◆ Written task
Give every line again exactly as it appears, please, but not the pictures.

(Collected data)

################

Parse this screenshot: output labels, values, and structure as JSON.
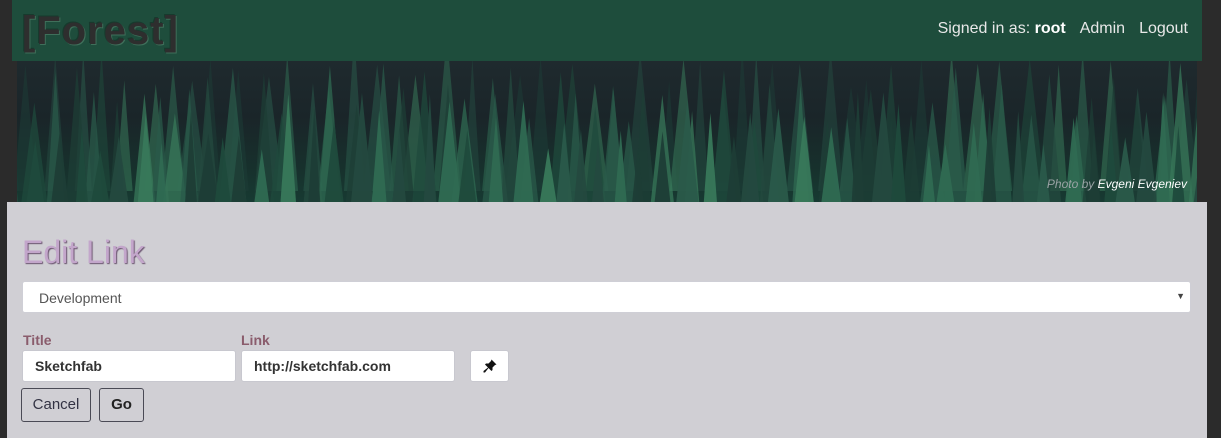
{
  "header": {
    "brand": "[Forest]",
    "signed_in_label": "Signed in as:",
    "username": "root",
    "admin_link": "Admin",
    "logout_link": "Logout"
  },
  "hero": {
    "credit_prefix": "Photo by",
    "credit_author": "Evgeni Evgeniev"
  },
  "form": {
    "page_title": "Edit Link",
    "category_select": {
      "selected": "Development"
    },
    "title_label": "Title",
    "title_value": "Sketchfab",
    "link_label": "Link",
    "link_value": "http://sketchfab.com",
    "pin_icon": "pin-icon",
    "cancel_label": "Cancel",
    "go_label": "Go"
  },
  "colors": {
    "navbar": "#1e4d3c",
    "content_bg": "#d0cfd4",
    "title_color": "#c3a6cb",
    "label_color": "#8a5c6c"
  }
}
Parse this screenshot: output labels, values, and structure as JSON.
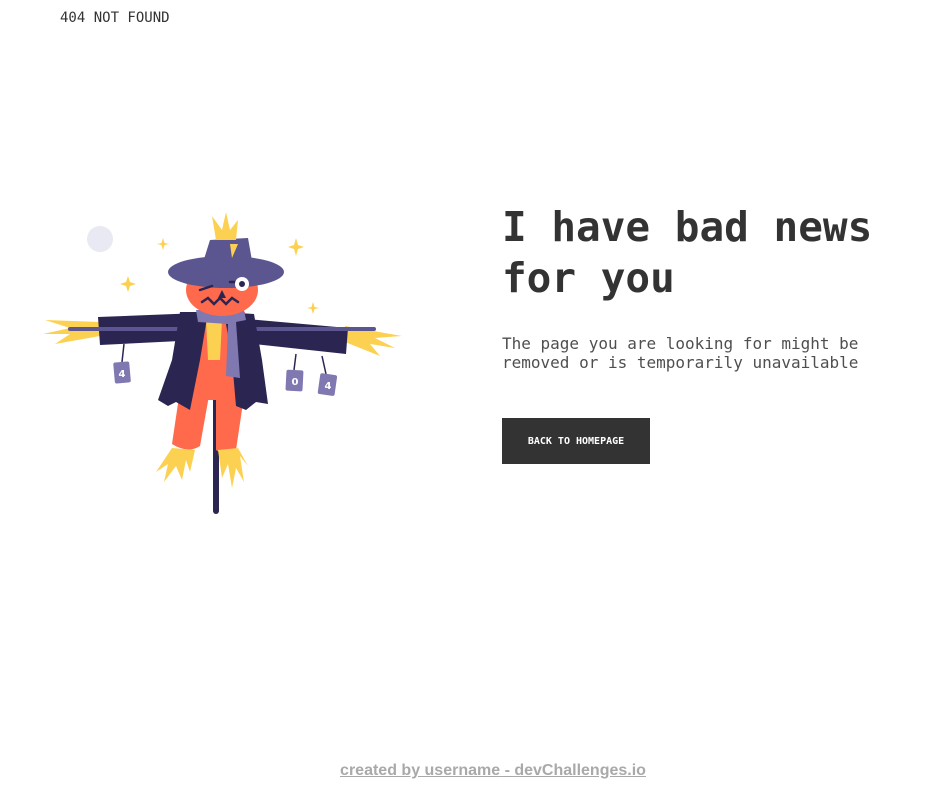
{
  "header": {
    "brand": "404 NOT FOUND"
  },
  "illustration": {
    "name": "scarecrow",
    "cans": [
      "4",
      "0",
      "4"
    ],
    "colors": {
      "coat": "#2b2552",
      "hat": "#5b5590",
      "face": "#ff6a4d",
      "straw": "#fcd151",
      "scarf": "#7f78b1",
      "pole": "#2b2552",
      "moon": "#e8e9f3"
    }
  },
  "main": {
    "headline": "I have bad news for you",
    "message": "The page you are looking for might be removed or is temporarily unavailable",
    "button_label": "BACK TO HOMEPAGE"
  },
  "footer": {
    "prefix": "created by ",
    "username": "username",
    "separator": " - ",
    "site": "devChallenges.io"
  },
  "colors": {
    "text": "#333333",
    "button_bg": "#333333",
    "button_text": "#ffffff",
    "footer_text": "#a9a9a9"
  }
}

################

◆ Complete output
Parse this screenshot: output labels, values, and structure as JSON.
{
  "header": {
    "brand": "[Forest]",
    "signed_in_label": "Signed in as:",
    "username": "root",
    "admin_link": "Admin",
    "logout_link": "Logout"
  },
  "hero": {
    "credit_prefix": "Photo by",
    "credit_author": "Evgeni Evgeniev"
  },
  "form": {
    "page_title": "Edit Link",
    "category_select": {
      "selected": "Development"
    },
    "title_label": "Title",
    "title_value": "Sketchfab",
    "link_label": "Link",
    "link_value": "http://sketchfab.com",
    "pin_icon": "pin-icon",
    "cancel_label": "Cancel",
    "go_label": "Go"
  },
  "colors": {
    "navbar": "#1e4d3c",
    "content_bg": "#d0cfd4",
    "title_color": "#c3a6cb",
    "label_color": "#8a5c6c"
  }
}
Parse this screenshot: output labels, values, and structure as JSON.
{
  "header": {
    "brand": "404 NOT FOUND"
  },
  "illustration": {
    "name": "scarecrow",
    "cans": [
      "4",
      "0",
      "4"
    ],
    "colors": {
      "coat": "#2b2552",
      "hat": "#5b5590",
      "face": "#ff6a4d",
      "straw": "#fcd151",
      "scarf": "#7f78b1",
      "pole": "#2b2552",
      "moon": "#e8e9f3"
    }
  },
  "main": {
    "headline": "I have bad news for you",
    "message": "The page you are looking for might be removed or is temporarily unavailable",
    "button_label": "BACK TO HOMEPAGE"
  },
  "footer": {
    "prefix": "created by ",
    "username": "username",
    "separator": " - ",
    "site": "devChallenges.io"
  },
  "colors": {
    "text": "#333333",
    "button_bg": "#333333",
    "button_text": "#ffffff",
    "footer_text": "#a9a9a9"
  }
}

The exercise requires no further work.